» THE EXERCISE
Give only one thing: the number of lines that include the word "EURAUD".

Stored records
......

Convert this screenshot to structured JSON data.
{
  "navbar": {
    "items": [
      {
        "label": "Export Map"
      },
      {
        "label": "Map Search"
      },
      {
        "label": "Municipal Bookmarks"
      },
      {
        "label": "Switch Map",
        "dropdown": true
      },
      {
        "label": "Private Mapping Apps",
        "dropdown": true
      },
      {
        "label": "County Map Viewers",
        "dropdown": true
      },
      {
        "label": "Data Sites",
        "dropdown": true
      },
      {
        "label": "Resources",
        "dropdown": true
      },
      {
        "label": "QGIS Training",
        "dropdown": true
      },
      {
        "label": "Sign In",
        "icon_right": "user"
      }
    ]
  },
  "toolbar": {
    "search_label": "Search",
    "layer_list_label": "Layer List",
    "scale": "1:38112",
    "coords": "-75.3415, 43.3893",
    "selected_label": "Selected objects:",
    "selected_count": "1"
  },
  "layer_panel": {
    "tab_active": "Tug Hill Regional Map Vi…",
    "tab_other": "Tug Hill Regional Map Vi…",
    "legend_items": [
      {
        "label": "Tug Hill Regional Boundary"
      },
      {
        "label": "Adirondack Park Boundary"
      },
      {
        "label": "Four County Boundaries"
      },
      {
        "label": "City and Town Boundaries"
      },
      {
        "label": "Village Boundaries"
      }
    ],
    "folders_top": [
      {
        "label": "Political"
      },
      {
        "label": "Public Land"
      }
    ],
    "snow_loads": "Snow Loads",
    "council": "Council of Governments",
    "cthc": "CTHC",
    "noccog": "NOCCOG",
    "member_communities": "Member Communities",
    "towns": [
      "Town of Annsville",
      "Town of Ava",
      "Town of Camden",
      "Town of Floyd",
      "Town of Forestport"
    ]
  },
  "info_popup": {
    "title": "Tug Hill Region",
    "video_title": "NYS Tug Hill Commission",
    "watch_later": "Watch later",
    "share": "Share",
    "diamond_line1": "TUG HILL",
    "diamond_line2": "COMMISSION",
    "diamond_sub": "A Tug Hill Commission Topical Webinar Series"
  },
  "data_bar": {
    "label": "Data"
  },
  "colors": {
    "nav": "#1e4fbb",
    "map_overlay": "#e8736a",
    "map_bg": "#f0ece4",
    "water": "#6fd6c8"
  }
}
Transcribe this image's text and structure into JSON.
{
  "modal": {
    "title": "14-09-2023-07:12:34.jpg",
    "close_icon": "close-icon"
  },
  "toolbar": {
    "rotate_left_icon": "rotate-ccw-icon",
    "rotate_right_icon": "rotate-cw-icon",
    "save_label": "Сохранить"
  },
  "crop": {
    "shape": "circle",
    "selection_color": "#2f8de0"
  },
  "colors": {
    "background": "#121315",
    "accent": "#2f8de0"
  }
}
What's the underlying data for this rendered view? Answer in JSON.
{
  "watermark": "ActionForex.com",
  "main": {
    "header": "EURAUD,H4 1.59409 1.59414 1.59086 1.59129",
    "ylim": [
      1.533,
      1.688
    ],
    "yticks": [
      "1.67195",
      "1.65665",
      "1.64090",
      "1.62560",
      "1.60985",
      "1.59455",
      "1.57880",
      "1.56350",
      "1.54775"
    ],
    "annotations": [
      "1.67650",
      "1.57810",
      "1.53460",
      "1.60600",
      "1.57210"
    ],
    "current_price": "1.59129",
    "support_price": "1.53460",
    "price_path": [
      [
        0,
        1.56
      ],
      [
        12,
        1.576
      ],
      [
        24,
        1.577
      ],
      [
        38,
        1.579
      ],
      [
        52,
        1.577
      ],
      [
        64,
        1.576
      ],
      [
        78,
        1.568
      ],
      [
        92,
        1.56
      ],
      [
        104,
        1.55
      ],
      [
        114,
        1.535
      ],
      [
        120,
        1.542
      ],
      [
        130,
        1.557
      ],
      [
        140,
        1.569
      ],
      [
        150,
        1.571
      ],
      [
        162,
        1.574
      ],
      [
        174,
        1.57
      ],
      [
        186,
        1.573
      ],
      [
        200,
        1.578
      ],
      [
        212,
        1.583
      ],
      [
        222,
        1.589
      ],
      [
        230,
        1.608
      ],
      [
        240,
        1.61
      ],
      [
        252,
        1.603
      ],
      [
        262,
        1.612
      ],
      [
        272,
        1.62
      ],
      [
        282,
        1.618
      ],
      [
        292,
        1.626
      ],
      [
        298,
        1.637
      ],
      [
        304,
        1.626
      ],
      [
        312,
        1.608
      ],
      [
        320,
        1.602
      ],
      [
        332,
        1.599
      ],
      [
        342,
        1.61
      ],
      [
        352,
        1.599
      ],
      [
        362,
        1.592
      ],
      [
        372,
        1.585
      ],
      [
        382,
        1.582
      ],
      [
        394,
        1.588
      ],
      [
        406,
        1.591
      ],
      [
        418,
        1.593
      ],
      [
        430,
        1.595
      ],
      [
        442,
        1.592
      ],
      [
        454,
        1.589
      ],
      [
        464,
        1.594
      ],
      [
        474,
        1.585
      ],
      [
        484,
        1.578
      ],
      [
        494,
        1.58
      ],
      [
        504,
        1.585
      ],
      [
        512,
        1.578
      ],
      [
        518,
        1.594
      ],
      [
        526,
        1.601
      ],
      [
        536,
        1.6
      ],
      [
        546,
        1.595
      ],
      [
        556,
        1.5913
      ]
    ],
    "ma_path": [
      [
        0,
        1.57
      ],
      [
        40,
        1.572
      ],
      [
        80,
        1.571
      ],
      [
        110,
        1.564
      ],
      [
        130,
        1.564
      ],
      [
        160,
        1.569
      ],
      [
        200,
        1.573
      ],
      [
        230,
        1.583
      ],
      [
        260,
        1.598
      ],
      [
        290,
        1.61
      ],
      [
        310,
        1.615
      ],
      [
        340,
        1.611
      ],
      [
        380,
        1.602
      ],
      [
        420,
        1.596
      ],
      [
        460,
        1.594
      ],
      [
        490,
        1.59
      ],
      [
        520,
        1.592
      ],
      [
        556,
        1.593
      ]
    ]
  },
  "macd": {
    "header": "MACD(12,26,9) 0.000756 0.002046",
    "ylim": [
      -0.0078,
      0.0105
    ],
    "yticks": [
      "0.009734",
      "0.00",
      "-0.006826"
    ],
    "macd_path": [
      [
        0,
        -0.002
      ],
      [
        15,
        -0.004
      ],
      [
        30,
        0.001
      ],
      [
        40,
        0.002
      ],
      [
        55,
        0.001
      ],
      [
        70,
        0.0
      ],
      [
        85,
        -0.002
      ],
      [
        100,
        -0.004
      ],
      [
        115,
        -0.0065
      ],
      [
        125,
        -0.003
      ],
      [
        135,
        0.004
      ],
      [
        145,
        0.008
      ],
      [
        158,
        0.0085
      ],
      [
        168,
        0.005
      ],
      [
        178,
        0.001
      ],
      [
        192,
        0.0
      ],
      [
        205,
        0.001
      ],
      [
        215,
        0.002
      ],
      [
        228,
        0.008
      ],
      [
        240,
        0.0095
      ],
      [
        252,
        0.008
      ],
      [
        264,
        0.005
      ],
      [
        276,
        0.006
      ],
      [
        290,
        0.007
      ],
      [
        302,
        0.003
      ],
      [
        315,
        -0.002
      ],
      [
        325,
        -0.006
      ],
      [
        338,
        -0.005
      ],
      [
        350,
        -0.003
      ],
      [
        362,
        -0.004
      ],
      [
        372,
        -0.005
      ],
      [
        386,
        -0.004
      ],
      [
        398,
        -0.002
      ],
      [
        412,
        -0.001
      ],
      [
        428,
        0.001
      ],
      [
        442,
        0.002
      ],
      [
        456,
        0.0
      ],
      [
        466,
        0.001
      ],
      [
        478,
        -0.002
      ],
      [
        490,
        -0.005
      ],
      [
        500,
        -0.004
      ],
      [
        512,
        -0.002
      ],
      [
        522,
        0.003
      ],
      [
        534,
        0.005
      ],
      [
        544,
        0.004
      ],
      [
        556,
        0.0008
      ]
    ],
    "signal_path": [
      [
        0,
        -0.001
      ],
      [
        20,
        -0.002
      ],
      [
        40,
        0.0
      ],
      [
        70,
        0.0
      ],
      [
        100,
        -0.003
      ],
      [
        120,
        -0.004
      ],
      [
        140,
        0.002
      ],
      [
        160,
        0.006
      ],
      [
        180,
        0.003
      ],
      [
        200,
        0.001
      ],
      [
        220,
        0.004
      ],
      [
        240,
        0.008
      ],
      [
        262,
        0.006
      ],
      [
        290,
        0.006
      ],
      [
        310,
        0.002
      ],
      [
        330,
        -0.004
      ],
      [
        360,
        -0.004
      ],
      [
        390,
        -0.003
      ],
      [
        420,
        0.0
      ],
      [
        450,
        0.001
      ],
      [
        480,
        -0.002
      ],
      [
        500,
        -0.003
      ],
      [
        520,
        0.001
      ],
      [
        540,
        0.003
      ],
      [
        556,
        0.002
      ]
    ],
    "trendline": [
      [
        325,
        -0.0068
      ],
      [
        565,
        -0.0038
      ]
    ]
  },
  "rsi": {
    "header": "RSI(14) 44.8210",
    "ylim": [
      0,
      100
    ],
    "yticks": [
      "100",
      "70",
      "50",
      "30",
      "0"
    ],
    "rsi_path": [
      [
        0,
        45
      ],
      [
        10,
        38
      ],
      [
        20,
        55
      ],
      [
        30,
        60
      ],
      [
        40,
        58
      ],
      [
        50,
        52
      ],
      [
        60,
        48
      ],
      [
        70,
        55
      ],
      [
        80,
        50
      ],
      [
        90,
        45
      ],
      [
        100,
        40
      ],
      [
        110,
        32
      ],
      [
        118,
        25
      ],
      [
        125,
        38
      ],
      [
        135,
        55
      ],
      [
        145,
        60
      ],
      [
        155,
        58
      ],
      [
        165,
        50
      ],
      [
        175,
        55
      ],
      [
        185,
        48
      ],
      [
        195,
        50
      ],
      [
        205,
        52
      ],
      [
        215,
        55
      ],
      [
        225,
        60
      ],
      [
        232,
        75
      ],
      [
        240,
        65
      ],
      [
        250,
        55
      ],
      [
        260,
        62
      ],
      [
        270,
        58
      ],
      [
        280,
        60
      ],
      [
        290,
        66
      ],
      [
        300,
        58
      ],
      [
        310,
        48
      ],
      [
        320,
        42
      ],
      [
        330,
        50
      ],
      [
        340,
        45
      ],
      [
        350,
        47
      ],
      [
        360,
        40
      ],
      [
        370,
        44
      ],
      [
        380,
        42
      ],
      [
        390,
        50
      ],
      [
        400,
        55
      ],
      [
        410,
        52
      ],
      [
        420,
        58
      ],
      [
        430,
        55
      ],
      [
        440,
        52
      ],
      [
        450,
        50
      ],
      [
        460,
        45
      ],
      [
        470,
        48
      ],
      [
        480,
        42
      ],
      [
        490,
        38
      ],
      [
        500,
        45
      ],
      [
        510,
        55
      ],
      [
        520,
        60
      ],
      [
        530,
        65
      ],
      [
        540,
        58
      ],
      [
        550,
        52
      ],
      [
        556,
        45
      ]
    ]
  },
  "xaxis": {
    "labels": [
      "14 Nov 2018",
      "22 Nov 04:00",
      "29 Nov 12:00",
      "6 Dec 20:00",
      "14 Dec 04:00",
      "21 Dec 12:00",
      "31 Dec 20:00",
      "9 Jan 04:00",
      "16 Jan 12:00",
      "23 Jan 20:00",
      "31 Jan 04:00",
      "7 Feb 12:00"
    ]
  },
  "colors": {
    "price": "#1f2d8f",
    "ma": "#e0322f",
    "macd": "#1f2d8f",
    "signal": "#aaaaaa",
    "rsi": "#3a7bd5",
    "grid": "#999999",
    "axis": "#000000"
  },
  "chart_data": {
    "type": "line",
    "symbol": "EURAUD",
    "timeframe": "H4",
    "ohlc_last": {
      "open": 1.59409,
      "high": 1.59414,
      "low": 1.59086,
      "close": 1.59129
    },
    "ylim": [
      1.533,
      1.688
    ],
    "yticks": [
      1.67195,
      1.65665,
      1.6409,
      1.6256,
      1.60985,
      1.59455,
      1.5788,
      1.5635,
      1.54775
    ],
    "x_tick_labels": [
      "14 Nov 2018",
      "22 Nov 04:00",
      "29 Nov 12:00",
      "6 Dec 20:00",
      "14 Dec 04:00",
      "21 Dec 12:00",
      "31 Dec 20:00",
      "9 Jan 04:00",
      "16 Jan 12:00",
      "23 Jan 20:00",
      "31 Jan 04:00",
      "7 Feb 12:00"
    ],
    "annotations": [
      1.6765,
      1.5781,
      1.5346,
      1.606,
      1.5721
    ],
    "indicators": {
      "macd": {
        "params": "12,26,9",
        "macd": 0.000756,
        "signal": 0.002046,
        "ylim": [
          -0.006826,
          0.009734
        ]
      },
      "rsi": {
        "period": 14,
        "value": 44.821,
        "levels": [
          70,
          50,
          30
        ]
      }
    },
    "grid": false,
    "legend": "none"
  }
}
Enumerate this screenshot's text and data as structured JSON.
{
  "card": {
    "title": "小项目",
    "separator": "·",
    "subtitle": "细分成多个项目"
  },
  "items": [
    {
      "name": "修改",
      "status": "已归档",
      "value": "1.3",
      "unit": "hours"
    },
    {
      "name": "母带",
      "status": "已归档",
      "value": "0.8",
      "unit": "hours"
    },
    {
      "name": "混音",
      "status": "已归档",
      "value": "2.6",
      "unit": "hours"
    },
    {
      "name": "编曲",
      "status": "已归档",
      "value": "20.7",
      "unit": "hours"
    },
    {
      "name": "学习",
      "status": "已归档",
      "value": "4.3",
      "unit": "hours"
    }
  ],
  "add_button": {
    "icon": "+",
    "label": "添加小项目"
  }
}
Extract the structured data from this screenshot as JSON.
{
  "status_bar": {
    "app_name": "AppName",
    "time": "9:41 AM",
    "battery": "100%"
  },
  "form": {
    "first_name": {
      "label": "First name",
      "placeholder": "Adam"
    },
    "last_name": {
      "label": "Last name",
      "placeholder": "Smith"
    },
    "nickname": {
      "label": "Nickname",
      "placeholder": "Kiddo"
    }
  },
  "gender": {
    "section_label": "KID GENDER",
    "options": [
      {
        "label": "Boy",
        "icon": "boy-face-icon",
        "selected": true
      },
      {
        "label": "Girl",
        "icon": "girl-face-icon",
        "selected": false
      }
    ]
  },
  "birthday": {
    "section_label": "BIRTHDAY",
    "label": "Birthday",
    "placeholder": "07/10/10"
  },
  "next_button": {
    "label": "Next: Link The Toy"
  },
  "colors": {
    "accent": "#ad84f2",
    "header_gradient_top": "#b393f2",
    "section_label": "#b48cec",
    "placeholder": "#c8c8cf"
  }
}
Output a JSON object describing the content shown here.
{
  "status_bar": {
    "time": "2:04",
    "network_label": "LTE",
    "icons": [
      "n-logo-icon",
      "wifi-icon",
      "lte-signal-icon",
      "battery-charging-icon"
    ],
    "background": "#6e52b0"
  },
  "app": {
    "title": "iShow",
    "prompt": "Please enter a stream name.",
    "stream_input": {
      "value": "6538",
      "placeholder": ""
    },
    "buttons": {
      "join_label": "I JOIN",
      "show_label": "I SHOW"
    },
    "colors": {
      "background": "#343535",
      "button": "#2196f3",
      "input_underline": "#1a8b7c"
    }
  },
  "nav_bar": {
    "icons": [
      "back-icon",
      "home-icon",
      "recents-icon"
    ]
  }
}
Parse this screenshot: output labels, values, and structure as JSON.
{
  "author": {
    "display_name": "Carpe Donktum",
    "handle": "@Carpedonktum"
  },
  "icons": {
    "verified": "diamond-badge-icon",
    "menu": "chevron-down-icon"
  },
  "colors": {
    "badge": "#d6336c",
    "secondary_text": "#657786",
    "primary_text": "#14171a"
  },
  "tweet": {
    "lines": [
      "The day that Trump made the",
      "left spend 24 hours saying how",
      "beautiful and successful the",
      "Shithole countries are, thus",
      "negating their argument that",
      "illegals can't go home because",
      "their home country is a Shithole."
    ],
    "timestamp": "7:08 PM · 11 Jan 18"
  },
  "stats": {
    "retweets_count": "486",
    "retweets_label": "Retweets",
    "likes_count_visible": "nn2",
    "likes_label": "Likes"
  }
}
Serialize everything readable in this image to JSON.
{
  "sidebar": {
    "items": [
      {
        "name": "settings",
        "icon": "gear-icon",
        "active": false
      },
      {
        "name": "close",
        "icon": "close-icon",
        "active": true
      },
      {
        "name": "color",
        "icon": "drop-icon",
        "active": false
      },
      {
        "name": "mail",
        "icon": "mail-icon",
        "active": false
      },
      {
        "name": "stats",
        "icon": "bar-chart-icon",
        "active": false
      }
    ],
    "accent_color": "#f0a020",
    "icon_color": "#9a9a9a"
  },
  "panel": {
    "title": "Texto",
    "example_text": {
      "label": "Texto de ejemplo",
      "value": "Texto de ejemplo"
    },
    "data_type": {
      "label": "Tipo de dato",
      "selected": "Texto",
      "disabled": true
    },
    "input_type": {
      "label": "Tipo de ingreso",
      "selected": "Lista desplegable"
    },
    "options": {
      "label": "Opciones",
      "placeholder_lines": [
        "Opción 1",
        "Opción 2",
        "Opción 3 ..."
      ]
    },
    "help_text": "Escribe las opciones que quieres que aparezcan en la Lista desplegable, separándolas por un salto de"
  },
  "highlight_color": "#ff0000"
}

......

» WORKED ANSWER
2